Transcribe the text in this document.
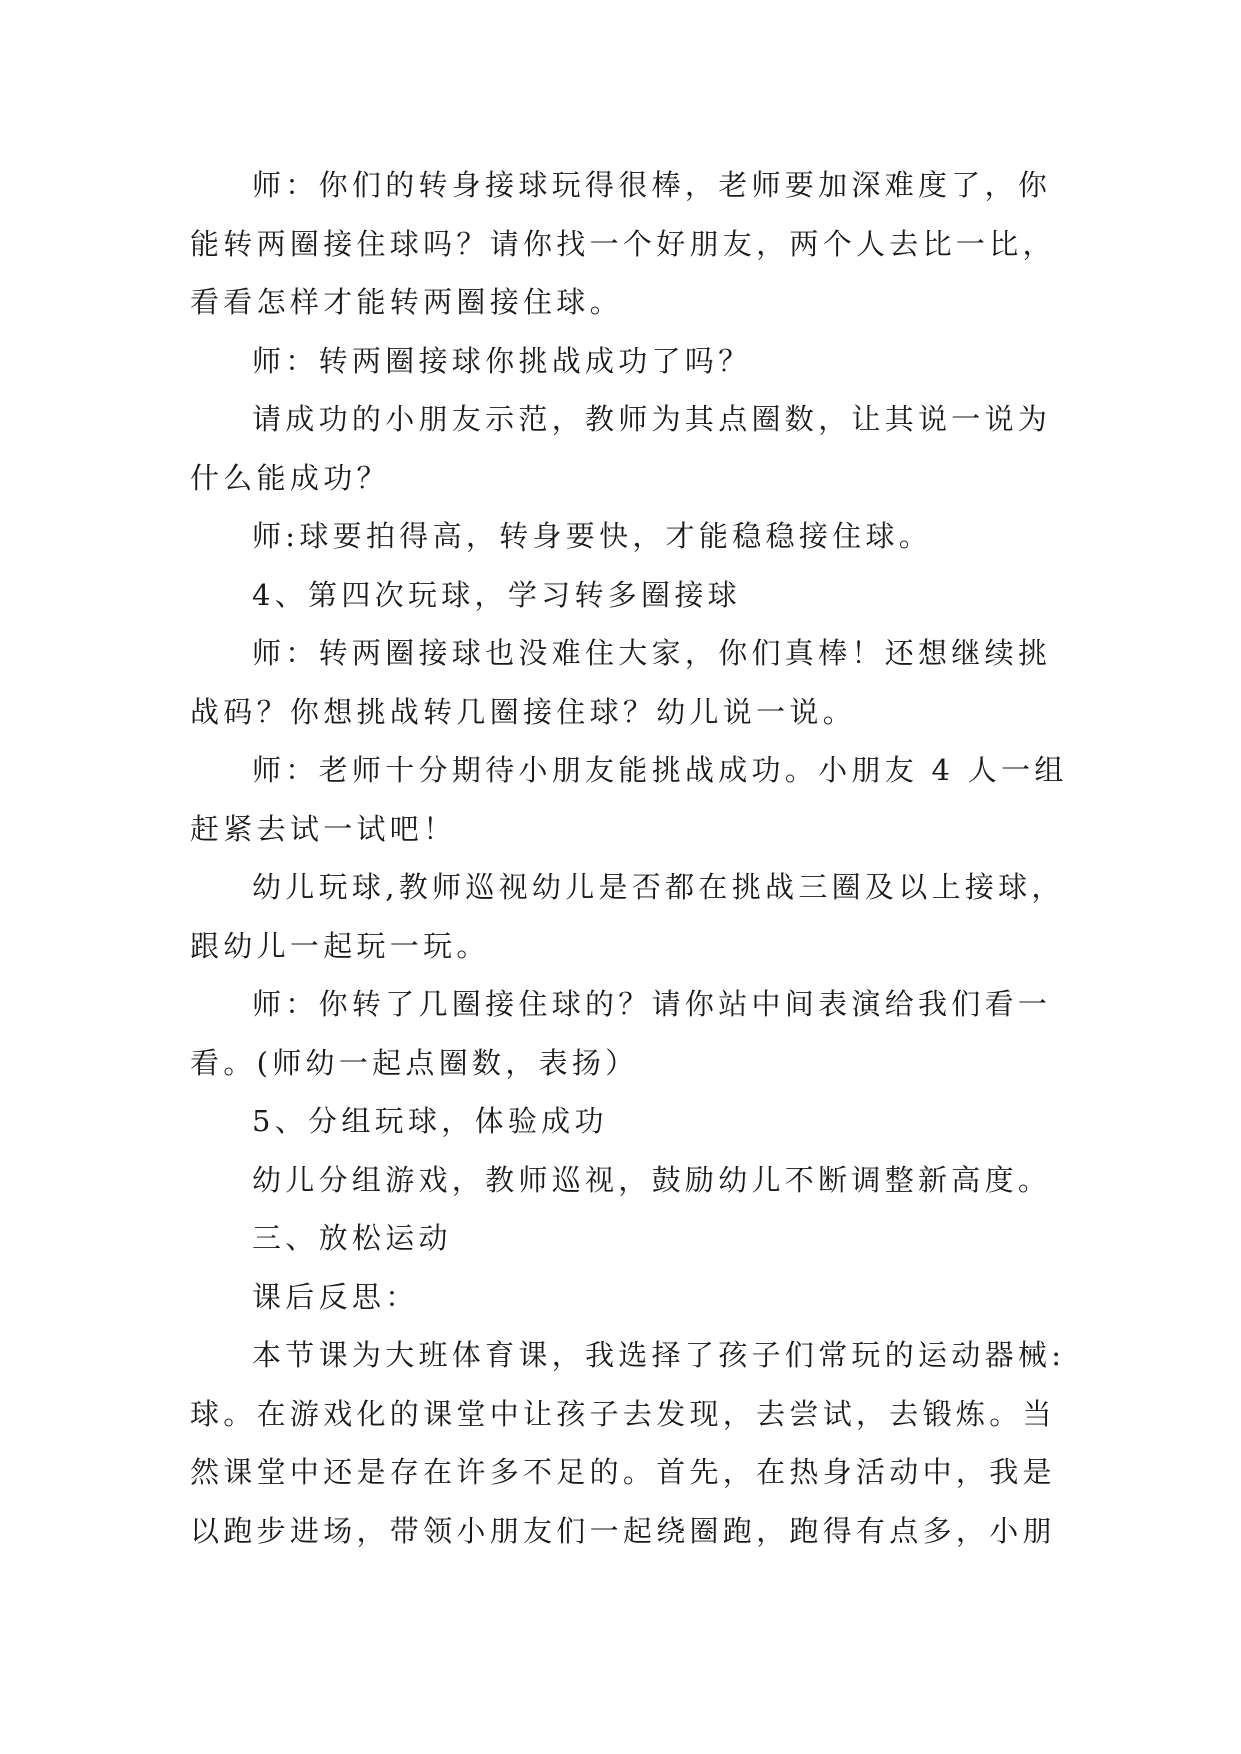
师：你们的转身接球玩得很棒，老师要加深难度了，你
能转两圈接住球吗？请你找一个好朋友，两个人去比一比，
看看怎样才能转两圈接住球。
师：转两圈接球你挑战成功了吗？
请成功的小朋友示范，教师为其点圈数，让其说一说为
什么能成功？
师:球要拍得高，转身要快，才能稳稳接住球。
4、第四次玩球，学习转多圈接球
师：转两圈接球也没难住大家，你们真棒！还想继续挑
战码？你想挑战转几圈接住球？幼儿说一说。
师：老师十分期待小朋友能挑战成功。小朋友 4 人一组
赶紧去试一试吧！
幼儿玩球,教师巡视幼儿是否都在挑战三圈及以上接球，
跟幼儿一起玩一玩。
师：你转了几圈接住球的？请你站中间表演给我们看一
看。(师幼一起点圈数，表扬）
5、分组玩球，体验成功
幼儿分组游戏，教师巡视，鼓励幼儿不断调整新高度。
三、放松运动
课后反思：
本节课为大班体育课，我选择了孩子们常玩的运动器械:
球。在游戏化的课堂中让孩子去发现，去尝试，去锻炼。当
然课堂中还是存在许多不足的。首先，在热身活动中，我是
以跑步进场，带领小朋友们一起绕圈跑，跑得有点多，小朋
· · · · · · ·
* _Required task_
Set the data above down again exactly as given, with no pictures.

* _Solution for this problem_
Transcribe the text in this document.
师：你们的转身接球玩得很棒，老师要加深难度了，你
能转两圈接住球吗？请你找一个好朋友，两个人去比一比，
看看怎样才能转两圈接住球。
师：转两圈接球你挑战成功了吗？
请成功的小朋友示范，教师为其点圈数，让其说一说为
什么能成功？
师:球要拍得高，转身要快，才能稳稳接住球。
4、第四次玩球，学习转多圈接球
师：转两圈接球也没难住大家，你们真棒！还想继续挑
战码？你想挑战转几圈接住球？幼儿说一说。
师：老师十分期待小朋友能挑战成功。小朋友 4 人一组
赶紧去试一试吧！
幼儿玩球,教师巡视幼儿是否都在挑战三圈及以上接球，
跟幼儿一起玩一玩。
师：你转了几圈接住球的？请你站中间表演给我们看一
看。(师幼一起点圈数，表扬）
5、分组玩球，体验成功
幼儿分组游戏，教师巡视，鼓励幼儿不断调整新高度。
三、放松运动
课后反思：
本节课为大班体育课，我选择了孩子们常玩的运动器械:
球。在游戏化的课堂中让孩子去发现，去尝试，去锻炼。当
然课堂中还是存在许多不足的。首先，在热身活动中，我是
以跑步进场，带领小朋友们一起绕圈跑，跑得有点多，小朋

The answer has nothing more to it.